_Goal_. Pictures stay out of the copy; set down each line of the listing below exactly.

[Records]
════
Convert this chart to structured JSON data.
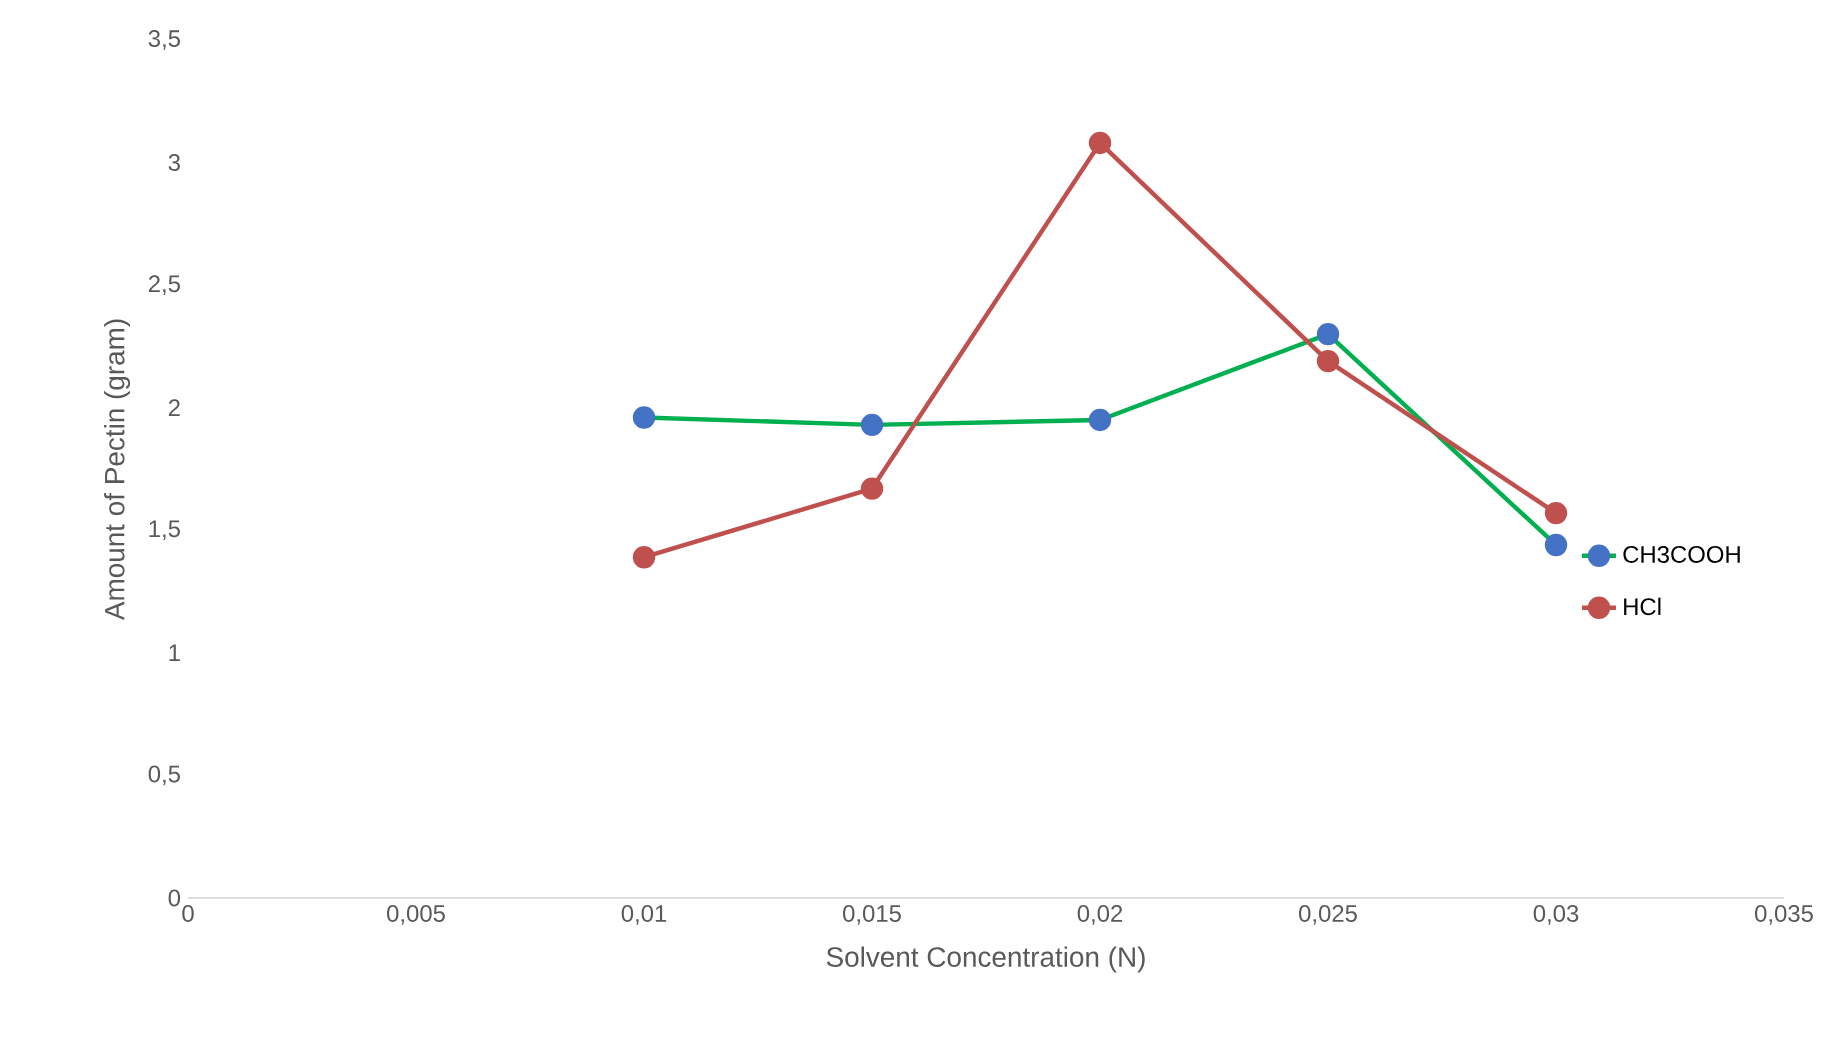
{
  "chart_data": {
    "type": "line",
    "xlabel": "Solvent Concentration (N)",
    "ylabel": "Amount of Pectin (gram)",
    "x": [
      0.01,
      0.015,
      0.02,
      0.025,
      0.03
    ],
    "series": [
      {
        "name": "CH3COOH",
        "color": "#00b050",
        "colors": [
          "#4472c4",
          "#4472c4",
          "#4472c4",
          "#4472c4",
          "#4472c4"
        ],
        "values": [
          1.96,
          1.93,
          1.95,
          2.3,
          1.44
        ]
      },
      {
        "name": "HCl",
        "color": "#c0504d",
        "values": [
          1.39,
          1.67,
          3.08,
          2.19,
          1.57
        ]
      }
    ],
    "xlim": [
      0,
      0.035
    ],
    "xticks": [
      0,
      {
        "value": 0.005,
        "label": "0,005"
      },
      {
        "value": 0.01,
        "label": "0,01"
      },
      {
        "value": 0.015,
        "label": "0,015"
      },
      {
        "value": 0.02,
        "label": "0,02"
      },
      {
        "value": 0.025,
        "label": "0,025"
      },
      {
        "value": 0.03,
        "label": "0,03"
      },
      {
        "value": 0.035,
        "label": "0,035"
      }
    ],
    "ylim": [
      0,
      3.5
    ],
    "yticks": [
      0,
      {
        "value": 0.5,
        "label": "0,5"
      },
      1,
      {
        "value": 1.5,
        "label": "1,5"
      },
      2,
      {
        "value": 2.5,
        "label": "2,5"
      },
      3,
      {
        "value": 3.5,
        "label": "3,5"
      }
    ],
    "legend": "right",
    "marker": "circle",
    "line_style": "solid",
    "grid": false
  }
}
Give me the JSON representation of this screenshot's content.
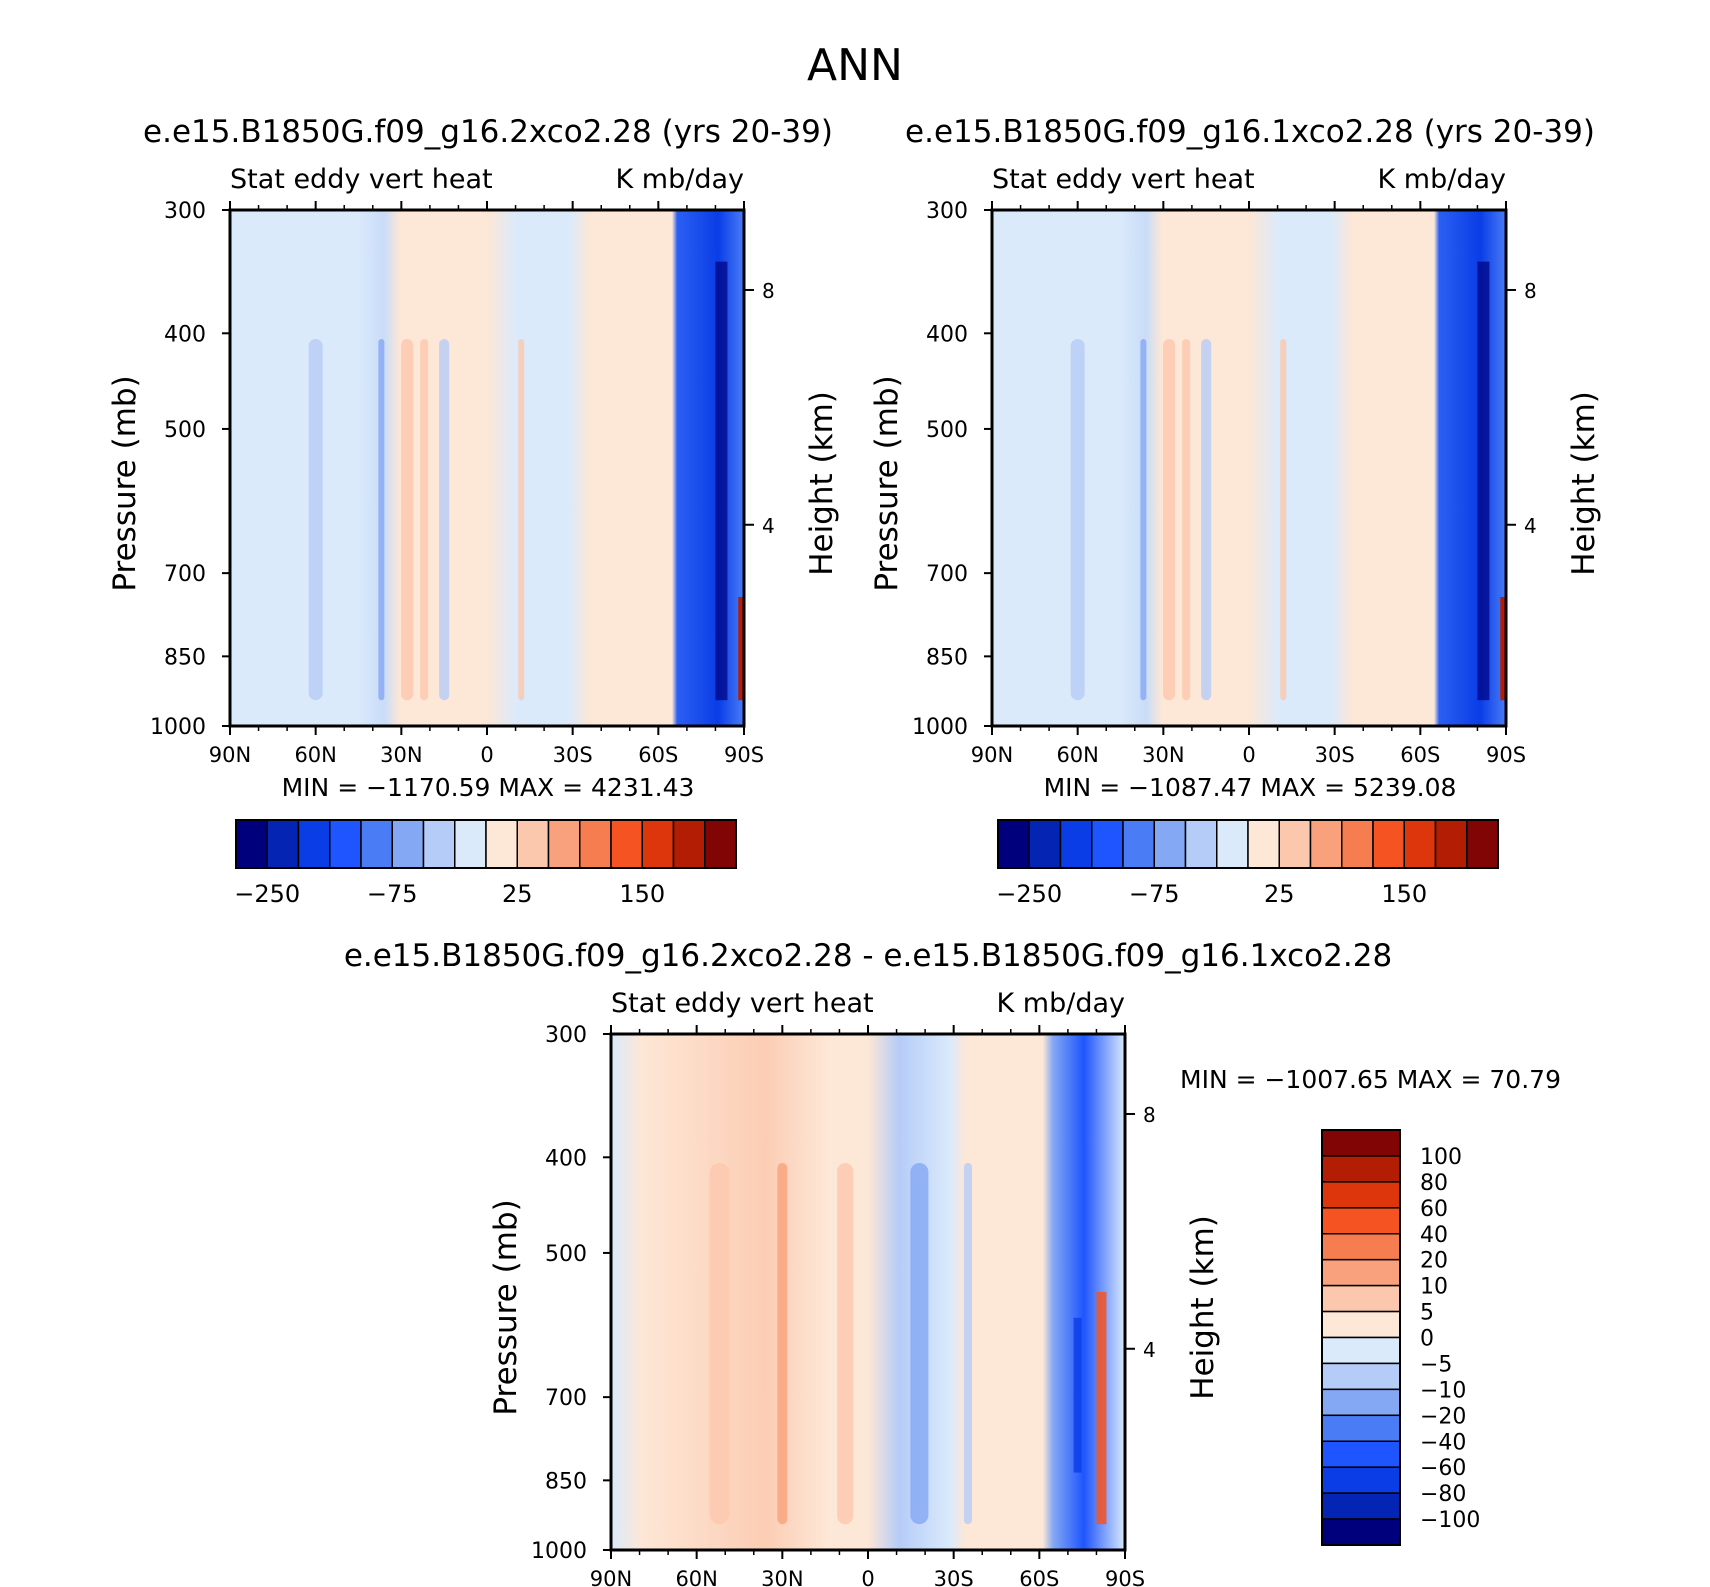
════
_Answer_.
Convert this chart to structured JSON data.
{
  "chart_data": {
    "type": "line",
    "xlabel": "Solvent Concentration (N)",
    "ylabel": "Amount of Pectin (gram)",
    "x": [
      0.01,
      0.015,
      0.02,
      0.025,
      0.03
    ],
    "series": [
      {
        "name": "CH3COOH",
        "color": "#00b050",
        "colors": [
          "#4472c4",
          "#4472c4",
          "#4472c4",
          "#4472c4",
          "#4472c4"
        ],
        "values": [
          1.96,
          1.93,
          1.95,
          2.3,
          1.44
        ]
      },
      {
        "name": "HCl",
        "color": "#c0504d",
        "values": [
          1.39,
          1.67,
          3.08,
          2.19,
          1.57
        ]
      }
    ],
    "xlim": [
      0,
      0.035
    ],
    "xticks": [
      0,
      {
        "value": 0.005,
        "label": "0,005"
      },
      {
        "value": 0.01,
        "label": "0,01"
      },
      {
        "value": 0.015,
        "label": "0,015"
      },
      {
        "value": 0.02,
        "label": "0,02"
      },
      {
        "value": 0.025,
        "label": "0,025"
      },
      {
        "value": 0.03,
        "label": "0,03"
      },
      {
        "value": 0.035,
        "label": "0,035"
      }
    ],
    "ylim": [
      0,
      3.5
    ],
    "yticks": [
      0,
      {
        "value": 0.5,
        "label": "0,5"
      },
      1,
      {
        "value": 1.5,
        "label": "1,5"
      },
      2,
      {
        "value": 2.5,
        "label": "2,5"
      },
      3,
      {
        "value": 3.5,
        "label": "3,5"
      }
    ],
    "legend": "right",
    "marker": "circle",
    "line_style": "solid",
    "grid": false
  }
}
Give me the JSON representation of this screenshot's content.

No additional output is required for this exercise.